● MATERIAL FOR THIS EXERCISE:

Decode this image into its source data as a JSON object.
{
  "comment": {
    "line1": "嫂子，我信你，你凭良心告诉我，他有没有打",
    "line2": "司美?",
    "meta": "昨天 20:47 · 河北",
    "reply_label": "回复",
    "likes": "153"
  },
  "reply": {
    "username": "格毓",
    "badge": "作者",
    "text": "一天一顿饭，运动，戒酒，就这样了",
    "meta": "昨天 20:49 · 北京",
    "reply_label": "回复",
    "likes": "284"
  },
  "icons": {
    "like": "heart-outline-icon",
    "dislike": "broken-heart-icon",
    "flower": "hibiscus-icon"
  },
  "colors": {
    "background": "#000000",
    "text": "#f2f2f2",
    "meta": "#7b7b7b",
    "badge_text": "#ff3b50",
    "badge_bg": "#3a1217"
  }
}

--

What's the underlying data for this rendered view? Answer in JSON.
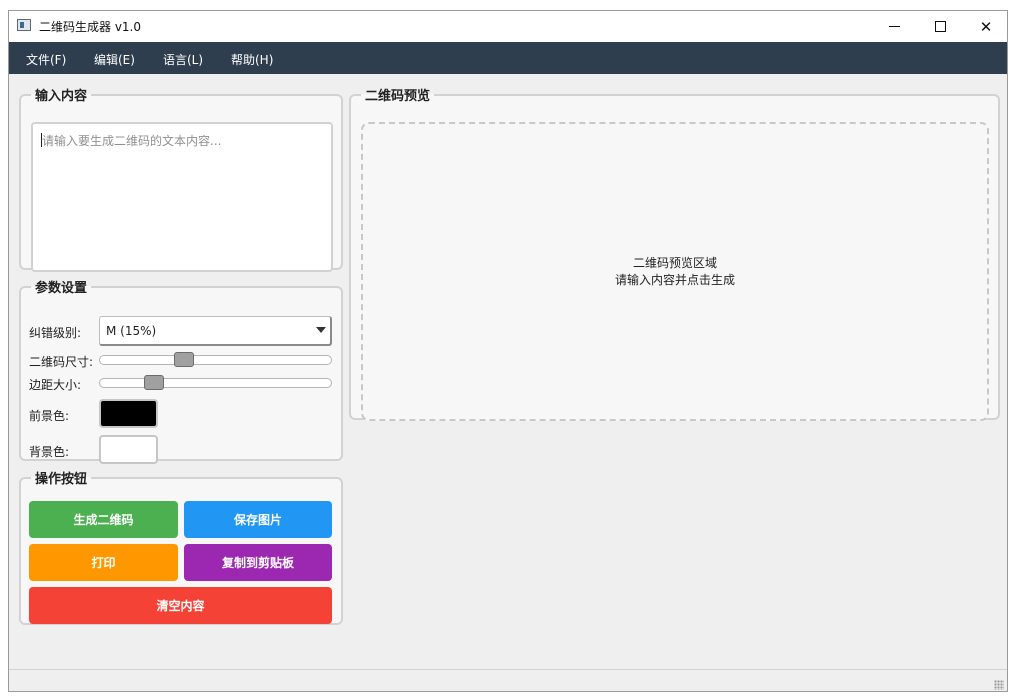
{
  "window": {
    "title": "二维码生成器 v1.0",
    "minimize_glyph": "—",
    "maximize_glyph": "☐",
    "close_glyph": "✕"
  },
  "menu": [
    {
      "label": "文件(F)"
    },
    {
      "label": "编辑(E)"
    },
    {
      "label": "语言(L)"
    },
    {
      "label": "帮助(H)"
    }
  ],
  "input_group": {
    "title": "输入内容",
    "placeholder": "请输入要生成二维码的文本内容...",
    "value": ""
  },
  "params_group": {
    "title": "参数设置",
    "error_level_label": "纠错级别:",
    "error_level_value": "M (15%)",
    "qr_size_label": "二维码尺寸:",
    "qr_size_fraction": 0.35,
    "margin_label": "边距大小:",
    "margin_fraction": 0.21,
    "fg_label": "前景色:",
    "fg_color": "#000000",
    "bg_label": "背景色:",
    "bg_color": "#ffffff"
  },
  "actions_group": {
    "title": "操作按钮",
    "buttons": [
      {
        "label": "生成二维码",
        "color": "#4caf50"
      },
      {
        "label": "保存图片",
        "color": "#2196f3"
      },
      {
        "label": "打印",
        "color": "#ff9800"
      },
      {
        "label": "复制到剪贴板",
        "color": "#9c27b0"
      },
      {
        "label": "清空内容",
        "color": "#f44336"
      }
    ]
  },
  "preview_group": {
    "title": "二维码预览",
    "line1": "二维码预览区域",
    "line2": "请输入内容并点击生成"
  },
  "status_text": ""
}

● EXERCISE REQUIREMENTS:
Count all lines of the data that include "JSON". The answer is the number alone.

● ANSWER TO THE EXERCISE:
2